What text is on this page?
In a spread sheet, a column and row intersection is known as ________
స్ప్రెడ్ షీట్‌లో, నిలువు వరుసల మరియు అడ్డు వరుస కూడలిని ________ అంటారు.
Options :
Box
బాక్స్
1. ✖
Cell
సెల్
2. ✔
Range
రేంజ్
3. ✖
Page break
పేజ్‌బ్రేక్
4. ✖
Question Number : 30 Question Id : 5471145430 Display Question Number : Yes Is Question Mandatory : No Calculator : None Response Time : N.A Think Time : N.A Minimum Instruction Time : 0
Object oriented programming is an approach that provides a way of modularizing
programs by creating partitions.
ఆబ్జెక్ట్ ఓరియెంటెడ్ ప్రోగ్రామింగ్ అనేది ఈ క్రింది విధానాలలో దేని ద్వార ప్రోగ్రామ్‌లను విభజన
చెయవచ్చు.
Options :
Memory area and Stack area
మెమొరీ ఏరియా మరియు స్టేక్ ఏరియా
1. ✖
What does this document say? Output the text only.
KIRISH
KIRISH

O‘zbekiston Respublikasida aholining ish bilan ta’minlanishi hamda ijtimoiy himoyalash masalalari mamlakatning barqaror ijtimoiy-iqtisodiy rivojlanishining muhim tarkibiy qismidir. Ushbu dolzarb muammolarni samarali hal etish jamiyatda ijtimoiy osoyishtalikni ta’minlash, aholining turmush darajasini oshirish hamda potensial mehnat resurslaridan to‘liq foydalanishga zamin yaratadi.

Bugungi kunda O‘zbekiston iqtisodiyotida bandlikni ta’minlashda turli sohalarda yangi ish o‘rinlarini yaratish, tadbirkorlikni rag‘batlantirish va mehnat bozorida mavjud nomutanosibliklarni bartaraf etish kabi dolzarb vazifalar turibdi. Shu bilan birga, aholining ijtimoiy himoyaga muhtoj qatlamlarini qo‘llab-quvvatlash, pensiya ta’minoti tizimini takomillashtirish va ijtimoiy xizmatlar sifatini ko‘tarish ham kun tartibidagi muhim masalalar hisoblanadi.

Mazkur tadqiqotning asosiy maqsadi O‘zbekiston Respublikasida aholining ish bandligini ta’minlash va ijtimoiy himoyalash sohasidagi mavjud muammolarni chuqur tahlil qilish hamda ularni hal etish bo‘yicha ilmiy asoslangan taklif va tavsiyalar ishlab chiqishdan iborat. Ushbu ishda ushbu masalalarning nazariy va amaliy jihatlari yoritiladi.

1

Exercise objective | How many lines of the data hold the string "etish"? Reply with the number alone.

The answer | 3